WORK INSTRUCTIONS ->
From the entries below, list each line with "と回答した合計数値".

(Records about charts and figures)
——————

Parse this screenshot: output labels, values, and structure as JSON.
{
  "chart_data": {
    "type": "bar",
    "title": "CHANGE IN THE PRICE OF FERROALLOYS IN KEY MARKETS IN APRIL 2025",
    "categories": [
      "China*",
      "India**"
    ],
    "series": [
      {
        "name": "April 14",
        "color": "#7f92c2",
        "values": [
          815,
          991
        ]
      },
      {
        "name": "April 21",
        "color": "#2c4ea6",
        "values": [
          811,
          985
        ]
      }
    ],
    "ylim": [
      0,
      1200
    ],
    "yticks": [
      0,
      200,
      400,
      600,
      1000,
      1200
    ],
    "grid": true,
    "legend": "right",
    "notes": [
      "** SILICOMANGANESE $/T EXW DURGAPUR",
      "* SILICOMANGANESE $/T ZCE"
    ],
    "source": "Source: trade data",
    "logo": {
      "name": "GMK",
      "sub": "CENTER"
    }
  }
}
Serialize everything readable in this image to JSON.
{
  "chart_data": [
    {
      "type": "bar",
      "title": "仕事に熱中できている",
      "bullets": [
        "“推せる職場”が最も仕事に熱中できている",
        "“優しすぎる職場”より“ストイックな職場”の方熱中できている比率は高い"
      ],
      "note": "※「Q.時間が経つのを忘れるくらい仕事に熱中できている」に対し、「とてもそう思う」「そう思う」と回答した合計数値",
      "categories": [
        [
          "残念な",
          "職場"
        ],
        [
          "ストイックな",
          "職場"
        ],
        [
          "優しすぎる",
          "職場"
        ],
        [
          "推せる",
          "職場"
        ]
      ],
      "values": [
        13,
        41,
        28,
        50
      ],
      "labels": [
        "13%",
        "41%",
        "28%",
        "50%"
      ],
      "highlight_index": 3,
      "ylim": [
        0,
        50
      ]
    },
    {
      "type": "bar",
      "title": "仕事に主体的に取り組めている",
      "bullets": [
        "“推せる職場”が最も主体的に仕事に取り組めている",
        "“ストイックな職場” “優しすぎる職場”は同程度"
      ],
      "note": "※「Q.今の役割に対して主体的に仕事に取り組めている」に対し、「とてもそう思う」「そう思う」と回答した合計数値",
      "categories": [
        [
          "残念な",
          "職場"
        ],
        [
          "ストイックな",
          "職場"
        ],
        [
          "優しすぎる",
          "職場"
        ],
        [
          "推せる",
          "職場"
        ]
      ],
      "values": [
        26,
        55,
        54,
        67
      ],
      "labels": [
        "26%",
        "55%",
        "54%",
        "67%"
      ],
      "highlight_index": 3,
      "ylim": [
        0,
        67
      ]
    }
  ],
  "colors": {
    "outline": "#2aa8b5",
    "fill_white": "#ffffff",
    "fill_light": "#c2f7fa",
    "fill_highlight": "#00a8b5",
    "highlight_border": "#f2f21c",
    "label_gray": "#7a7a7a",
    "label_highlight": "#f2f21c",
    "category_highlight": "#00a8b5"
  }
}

——————

THE COMPLETED TASK ->
      "note": "※「Q.時間が経つのを忘れるくらい仕事に熱中できている」に対し、「とてもそう思う」「そう思う」と回答した合計数値",
      "note": "※「Q.今の役割に対して主体的に仕事に取り組めている」に対し、「とてもそう思う」「そう思う」と回答した合計数値",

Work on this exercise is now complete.